Data records:
-- begin --

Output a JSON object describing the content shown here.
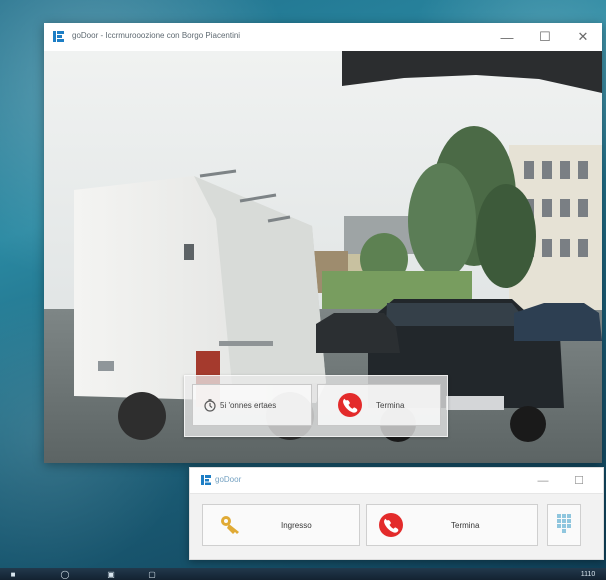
{
  "main_window": {
    "title": "goDoor - Iccrmurooozione con Borgo Piacentini",
    "controls": {
      "minimize": "—",
      "maximize": "☐",
      "close": "✕"
    },
    "overlay": {
      "left_button_label": "5i 'onnes ertaes",
      "right_button_label": "Termina"
    }
  },
  "secondary_window": {
    "title": "goDoor",
    "controls": {
      "minimize": "—",
      "maximize": "☐"
    },
    "buttons": {
      "ingresso": "Ingresso",
      "termina": "Termina"
    }
  },
  "taskbar": {
    "clock": "1110",
    "icons": [
      "start-icon",
      "search-icon",
      "app-icon",
      "window-icon"
    ]
  },
  "colors": {
    "phone_red": "#e32b2b",
    "accent_blue": "#1f6f8b",
    "key_gold": "#e0aa35",
    "keypad_blue": "#8fc6de"
  },
  "icons": {
    "app_logo": "app-logo-icon",
    "timer": "timer-icon",
    "phone": "phone-icon",
    "key": "key-icon",
    "keypad": "keypad-icon"
  }
}
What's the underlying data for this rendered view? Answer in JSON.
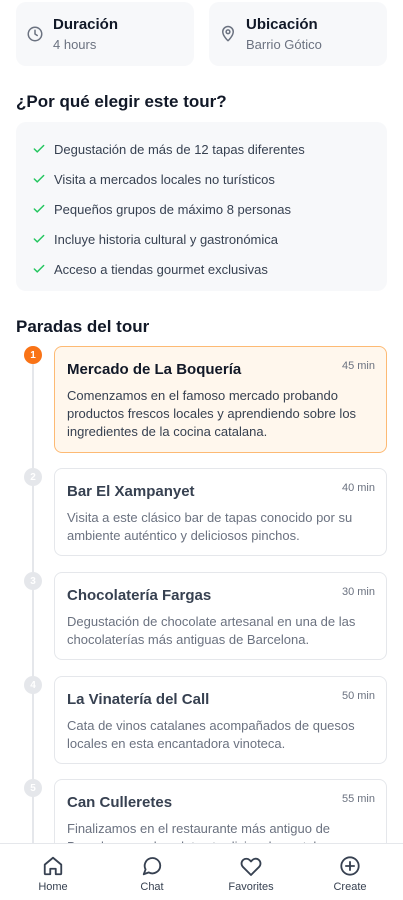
{
  "info": {
    "duration": {
      "title": "Duración",
      "value": "4 hours",
      "icon": "clock-icon"
    },
    "location": {
      "title": "Ubicación",
      "value": "Barrio Gótico",
      "icon": "map-pin-icon"
    }
  },
  "why": {
    "title": "¿Por qué elegir este tour?",
    "items": [
      "Degustación de más de 12 tapas diferentes",
      "Visita a mercados locales no turísticos",
      "Pequeños grupos de máximo 8 personas",
      "Incluye historia cultural y gastronómica",
      "Acceso a tiendas gourmet exclusivas"
    ]
  },
  "stops": {
    "title": "Paradas del tour",
    "items": [
      {
        "num": "1",
        "name": "Mercado de La Boquería",
        "duration": "45 min",
        "description": "Comenzamos en el famoso mercado probando productos frescos locales y aprendiendo sobre los ingredientes de la cocina catalana."
      },
      {
        "num": "2",
        "name": "Bar El Xampanyet",
        "duration": "40 min",
        "description": "Visita a este clásico bar de tapas conocido por su ambiente auténtico y deliciosos pinchos."
      },
      {
        "num": "3",
        "name": "Chocolatería Fargas",
        "duration": "30 min",
        "description": "Degustación de chocolate artesanal en una de las chocolaterías más antiguas de Barcelona."
      },
      {
        "num": "4",
        "name": "La Vinatería del Call",
        "duration": "50 min",
        "description": "Cata de vinos catalanes acompañados de quesos locales en esta encantadora vinoteca."
      },
      {
        "num": "5",
        "name": "Can Culleretes",
        "duration": "55 min",
        "description": "Finalizamos en el restaurante más antiguo de Barcelona con los platos tradicionales catalanes."
      }
    ]
  },
  "nav": {
    "home": "Home",
    "chat": "Chat",
    "favorites": "Favorites",
    "create": "Create"
  },
  "colors": {
    "accent": "#f97316",
    "check": "#22c55e",
    "active_card_bg": "#fff7ed",
    "active_card_border": "#fdba74"
  }
}
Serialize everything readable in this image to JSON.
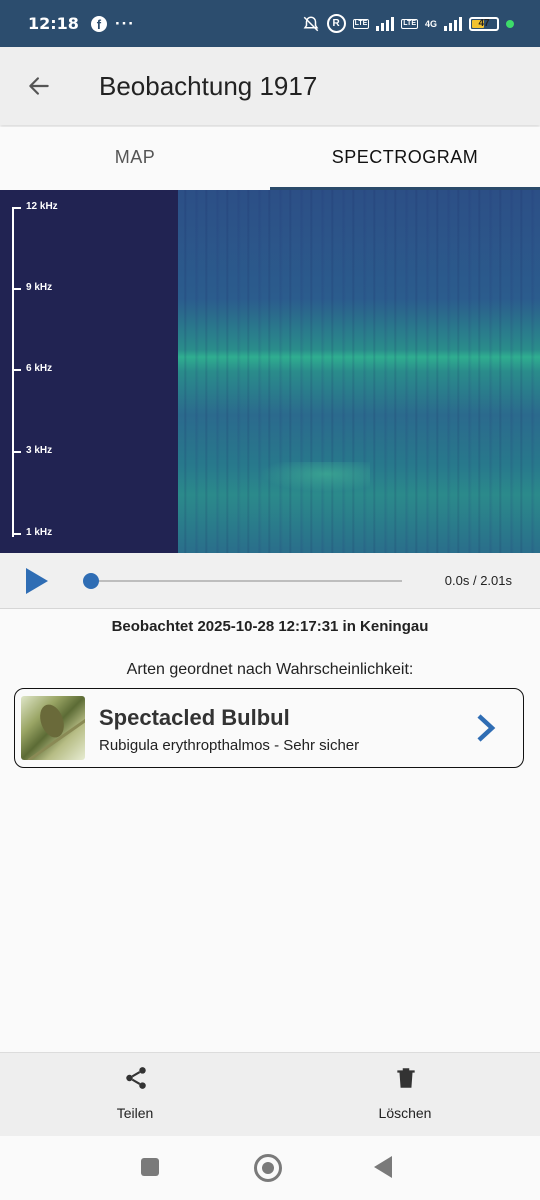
{
  "status_bar": {
    "time": "12:18",
    "battery": "47",
    "network_4g": "4G",
    "lte": "LTE",
    "r_icon": "R"
  },
  "app_bar": {
    "title": "Beobachtung 1917",
    "back_icon": "arrow-left-icon"
  },
  "tabs": [
    {
      "label": "MAP",
      "active": false
    },
    {
      "label": "SPECTROGRAM",
      "active": true
    }
  ],
  "spectrogram": {
    "freq_labels": [
      "12 kHz",
      "9 kHz",
      "6 kHz",
      "3 kHz",
      "1 kHz"
    ]
  },
  "player": {
    "timecode": "0.0s / 2.01s",
    "progress": 0.0
  },
  "observation": {
    "observed_text": "Beobachtet 2025-10-28 12:17:31 in Keningau",
    "sorted_label": "Arten geordnet nach Wahrscheinlichkeit:"
  },
  "species": [
    {
      "common_name": "Spectacled Bulbul",
      "detail": "Rubigula erythropthalmos - Sehr sicher"
    }
  ],
  "bottom_actions": {
    "share": "Teilen",
    "delete": "Löschen"
  },
  "colors": {
    "accent": "#2f6db4",
    "status_bar": "#2c4d6e",
    "tab_indicator": "#2a4a6a"
  }
}
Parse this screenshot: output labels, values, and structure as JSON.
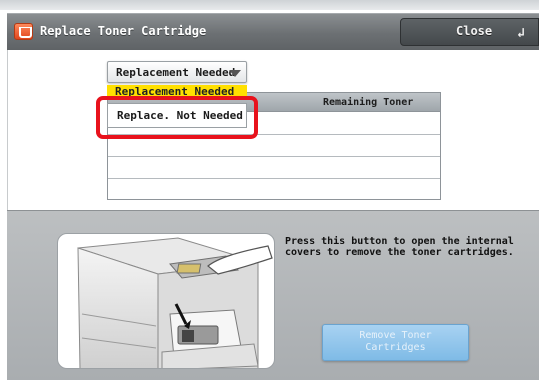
{
  "window": {
    "title": "Replace Toner Cartridge",
    "close_label": "Close",
    "icon": "toner-cartridge-icon"
  },
  "dropdown": {
    "selected_label": "Replacement Needed",
    "options": [
      "Replacement Needed",
      "Replace. Not Needed"
    ]
  },
  "table": {
    "header_remaining": "Remaining Toner",
    "rows": [
      "",
      "",
      "",
      ""
    ]
  },
  "instruction_text": "Press this button to open the internal covers to remove the toner cartridges.",
  "remove_button_label": "Remove Toner\nCartridges",
  "colors": {
    "highlight": "#e8121c",
    "selected_option": "#ffe000",
    "remove_button": "#8cc4ec",
    "title_bar": "#6c7073"
  }
}
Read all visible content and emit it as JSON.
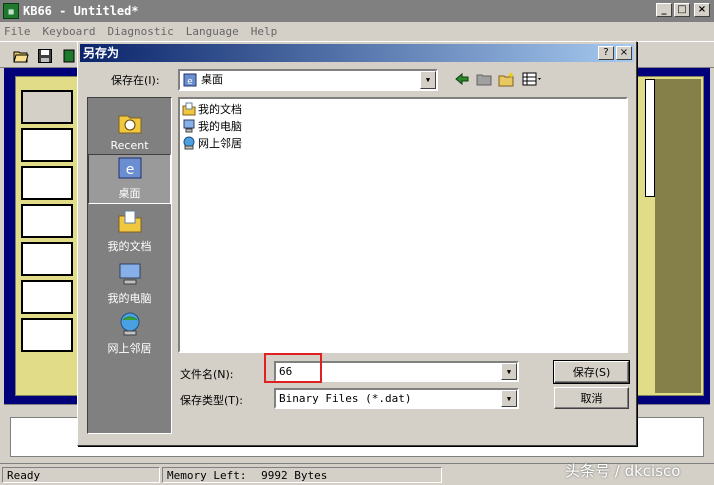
{
  "app": {
    "title": "KB66 - Untitled*",
    "icon": "app-icon",
    "window_controls": [
      "minimize",
      "maximize",
      "close"
    ]
  },
  "menu": [
    "File",
    "Keyboard",
    "Diagnostic",
    "Language",
    "Help"
  ],
  "toolbar": {
    "buttons": [
      "open-folder-icon",
      "save-disk-icon",
      "tool-icon"
    ]
  },
  "status": {
    "ready": "Ready",
    "memory_label": "Memory Left:",
    "memory_value": "9992 Bytes"
  },
  "dialog": {
    "title": "另存为",
    "save_in_label": "保存在(I):",
    "save_in_value": "桌面",
    "toolbar_icons": [
      "back-arrow-icon",
      "up-folder-icon",
      "new-folder-icon",
      "view-menu-icon"
    ],
    "places": [
      {
        "label": "Recent",
        "icon": "recent-folder-icon"
      },
      {
        "label": "桌面",
        "icon": "desktop-icon"
      },
      {
        "label": "我的文档",
        "icon": "my-documents-icon"
      },
      {
        "label": "我的电脑",
        "icon": "my-computer-icon"
      },
      {
        "label": "网上邻居",
        "icon": "network-places-icon"
      }
    ],
    "files": [
      {
        "label": "我的文档",
        "icon": "documents-icon"
      },
      {
        "label": "我的电脑",
        "icon": "computer-icon"
      },
      {
        "label": "网上邻居",
        "icon": "network-icon"
      }
    ],
    "filename_label": "文件名(N):",
    "filename_value": "66",
    "filetype_label": "保存类型(T):",
    "filetype_value": "Binary Files (*.dat)",
    "save_button": "保存(S)",
    "cancel_button": "取消",
    "help_button": "?",
    "close_button": "×"
  },
  "watermark": "头条号 / dkcisco",
  "colors": {
    "workspace_blue": "#00007a",
    "panel_yellow": "#e0dc88",
    "title_gradient_start": "#0a246a",
    "highlight_red": "#e02020"
  }
}
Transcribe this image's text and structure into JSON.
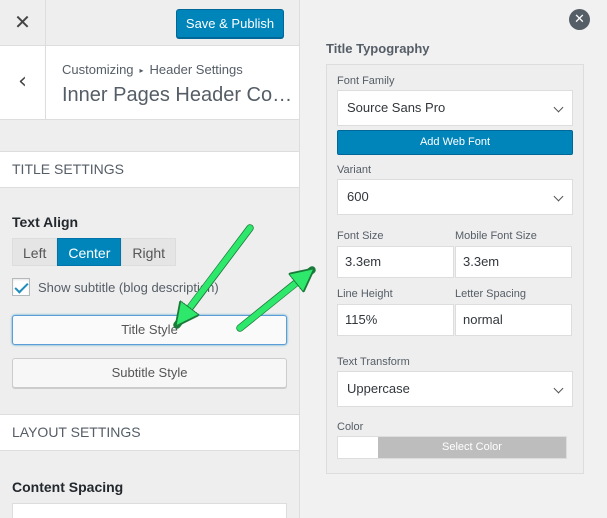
{
  "topbar": {
    "close_glyph": "✕",
    "publish_label": "Save & Publish"
  },
  "breadcrumb": {
    "root": "Customizing",
    "separator": "▸",
    "parent": "Header Settings",
    "back_glyph": "‹",
    "current": "Inner Pages Header Content"
  },
  "title_settings": {
    "heading": "TITLE SETTINGS",
    "align_label": "Text Align",
    "align_options": [
      "Left",
      "Center",
      "Right"
    ],
    "align_selected": "Center",
    "subtitle_checkbox_label": "Show subtitle (blog description)",
    "subtitle_checked": true,
    "title_style_button": "Title Style",
    "subtitle_style_button": "Subtitle Style"
  },
  "layout_settings": {
    "heading": "LAYOUT SETTINGS",
    "spacing_label": "Content Spacing"
  },
  "typography": {
    "close_glyph": "✕",
    "heading": "Title Typography",
    "font_family_label": "Font Family",
    "font_family_value": "Source Sans Pro",
    "add_web_font_label": "Add Web Font",
    "variant_label": "Variant",
    "variant_value": "600",
    "font_size_label": "Font Size",
    "font_size_value": "3.3em",
    "mobile_font_size_label": "Mobile Font Size",
    "mobile_font_size_value": "3.3em",
    "line_height_label": "Line Height",
    "line_height_value": "115%",
    "letter_spacing_label": "Letter Spacing",
    "letter_spacing_value": "normal",
    "text_transform_label": "Text Transform",
    "text_transform_value": "Uppercase",
    "color_label": "Color",
    "select_color_label": "Select Color"
  },
  "colors": {
    "primary_button": "#0085ba",
    "annotation_arrow": "#2ee86b"
  },
  "icons": [
    "close-icon",
    "back-chevron-icon",
    "checkbox-check-icon",
    "dropdown-chevron-icon",
    "close-circle-icon",
    "arrow-annotation"
  ]
}
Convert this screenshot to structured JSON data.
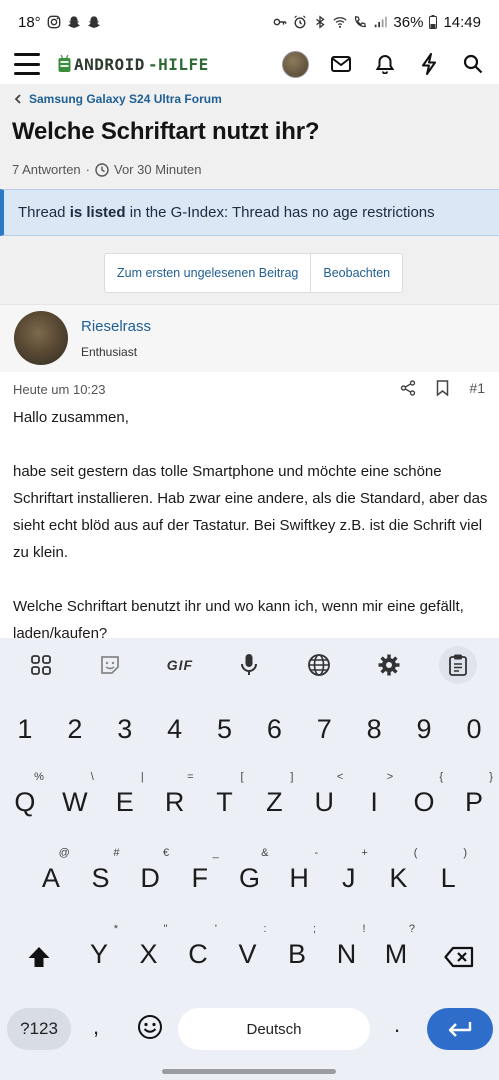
{
  "status_bar": {
    "temperature": "18°",
    "battery": "36%",
    "time": "14:49"
  },
  "header": {
    "logo_text_left": "ANDROID",
    "logo_text_right": "-HILFE"
  },
  "thread": {
    "breadcrumb": "Samsung Galaxy S24 Ultra Forum",
    "title": "Welche Schriftart nutzt ihr?",
    "replies": "7 Antworten",
    "separator": "·",
    "time_ago": "Vor 30 Minuten",
    "notice_prefix": "Thread ",
    "notice_bold": "is listed",
    "notice_suffix": " in the G-Index: Thread has no age restrictions",
    "btn_first_unread": "Zum ersten ungelesenen Beitrag",
    "btn_watch": "Beobachten"
  },
  "post": {
    "author": "Rieselrass",
    "role": "Enthusiast",
    "date": "Heute um 10:23",
    "number": "#1",
    "p1": "Hallo zusammen,",
    "p2": "habe seit gestern das tolle Smartphone und möchte eine schöne Schriftart installieren. Hab zwar eine andere, als die Standard, aber das sieht echt blöd aus auf der Tastatur. Bei Swiftkey z.B. ist die Schrift viel zu klein.",
    "p3": "Welche Schriftart benutzt ihr und wo kann ich, wenn mir eine gefällt, laden/kaufen?"
  },
  "keyboard": {
    "toolbar_gif": "GIF",
    "numbers": [
      "1",
      "2",
      "3",
      "4",
      "5",
      "6",
      "7",
      "8",
      "9",
      "0"
    ],
    "row1": [
      [
        "Q",
        "%"
      ],
      [
        "W",
        "\\"
      ],
      [
        "E",
        "|"
      ],
      [
        "R",
        "="
      ],
      [
        "T",
        "["
      ],
      [
        "Z",
        "]"
      ],
      [
        "U",
        "<"
      ],
      [
        "I",
        ">"
      ],
      [
        "O",
        "{"
      ],
      [
        "P",
        "}"
      ]
    ],
    "row2": [
      [
        "A",
        "@"
      ],
      [
        "S",
        "#"
      ],
      [
        "D",
        "€"
      ],
      [
        "F",
        "_"
      ],
      [
        "G",
        "&"
      ],
      [
        "H",
        "-"
      ],
      [
        "J",
        "+"
      ],
      [
        "K",
        "("
      ],
      [
        "L",
        ")"
      ]
    ],
    "row3": [
      [
        "Y",
        "*"
      ],
      [
        "X",
        "\""
      ],
      [
        "C",
        "'"
      ],
      [
        "V",
        ":"
      ],
      [
        "B",
        ";"
      ],
      [
        "N",
        "!"
      ],
      [
        "M",
        "?"
      ]
    ],
    "mode_key": "?123",
    "comma": ",",
    "space_label": "Deutsch",
    "period": "."
  },
  "colors": {
    "link": "#1f5f94",
    "notice_bg": "#dce7f5",
    "notice_border": "#2b79c2",
    "keyboard_bg": "#eceff6",
    "enter_key": "#2f6dcb",
    "logo_green": "#2e6b34"
  }
}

-- end --

Exercise prompt:
Copy every single line of the material above that holds "computer".

Correct answer:
        "icon": "my-computer-icon"
        "icon": "computer-icon"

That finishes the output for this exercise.